◆ **Exercise description**:
Take from the listing each line that has the string "Baselines".

::: Material provided

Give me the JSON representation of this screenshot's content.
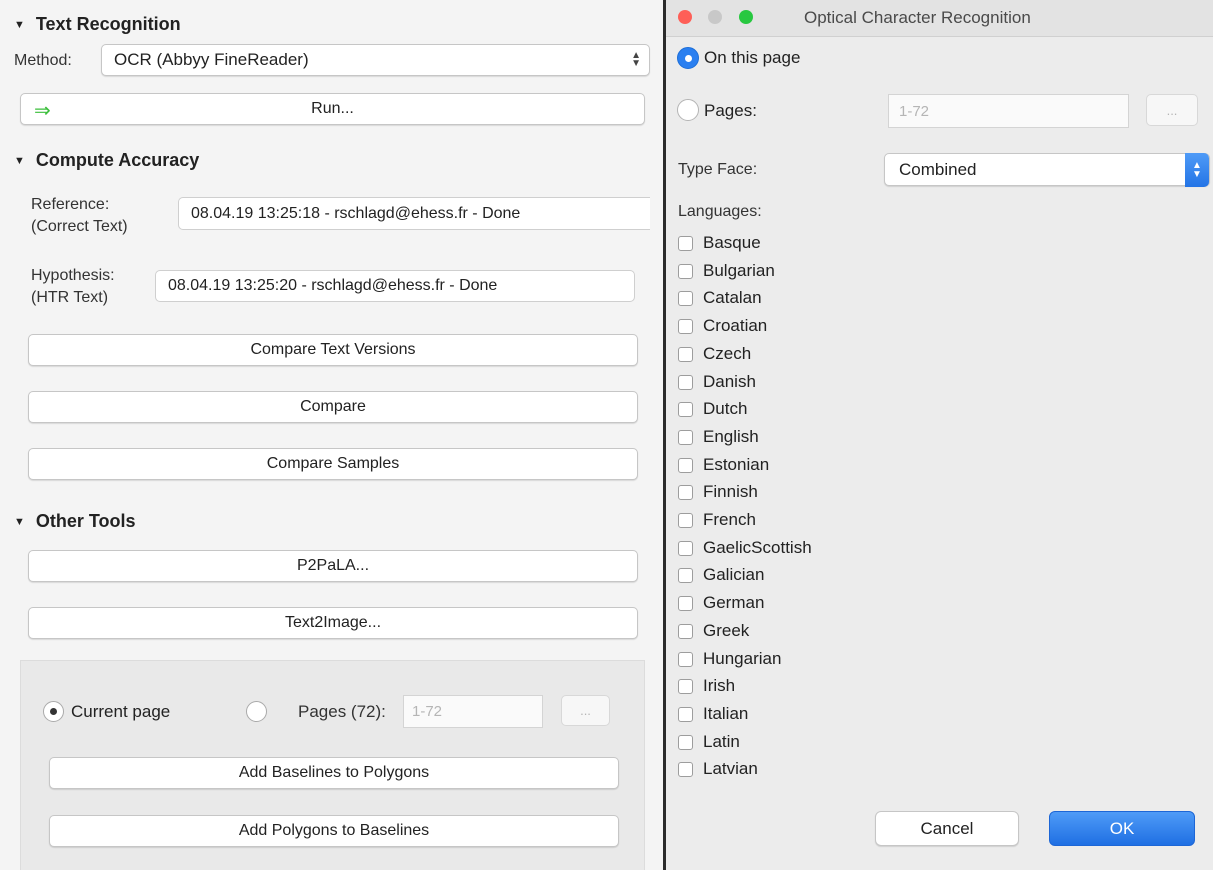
{
  "left_panel": {
    "text_recognition": {
      "heading": "Text Recognition",
      "method_label": "Method:",
      "method_value": "OCR (Abbyy FineReader)",
      "run_label": "Run..."
    },
    "compute_accuracy": {
      "heading": "Compute Accuracy",
      "reference_label": "Reference:",
      "reference_sublabel": "(Correct Text)",
      "reference_value": "08.04.19 13:25:18 - rschlagd@ehess.fr - Done",
      "hypothesis_label": "Hypothesis:",
      "hypothesis_sublabel": "(HTR Text)",
      "hypothesis_value": "08.04.19 13:25:20 - rschlagd@ehess.fr - Done",
      "compare_text_versions_label": "Compare Text Versions",
      "compare_label": "Compare",
      "compare_samples_label": "Compare Samples"
    },
    "other_tools": {
      "heading": "Other Tools",
      "p2pala_label": "P2PaLA...",
      "text2image_label": "Text2Image...",
      "current_page_label": "Current page",
      "pages_label": "Pages (72):",
      "pages_placeholder": "1-72",
      "dots_label": "...",
      "add_baselines_label": "Add Baselines to Polygons",
      "add_polygons_label": "Add Polygons to Baselines"
    }
  },
  "dialog": {
    "title": "Optical Character Recognition",
    "on_this_page_label": "On this page",
    "pages_label": "Pages:",
    "pages_placeholder": "1-72",
    "dots_label": "...",
    "typeface_label": "Type Face:",
    "typeface_value": "Combined",
    "languages_label": "Languages:",
    "languages": [
      "Basque",
      "Bulgarian",
      "Catalan",
      "Croatian",
      "Czech",
      "Danish",
      "Dutch",
      "English",
      "Estonian",
      "Finnish",
      "French",
      "GaelicScottish",
      "Galician",
      "German",
      "Greek",
      "Hungarian",
      "Irish",
      "Italian",
      "Latin",
      "Latvian"
    ],
    "cancel_label": "Cancel",
    "ok_label": "OK"
  },
  "colors": {
    "accent": "#2a7ff0",
    "run_arrow": "#3cbf3c",
    "close_light": "#fe5f57",
    "minimize_light": "#c8c8c8",
    "zoom_light": "#28c840"
  },
  "icons": {
    "disclosure": "disclosure-triangle-icon",
    "run": "green-arrow-icon",
    "select": "updown-chevron-icon"
  }
}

::::::

◆ **Right answer**:
      "add_baselines_label": "Add Baselines to Polygons",
      "add_polygons_label": "Add Polygons to Baselines"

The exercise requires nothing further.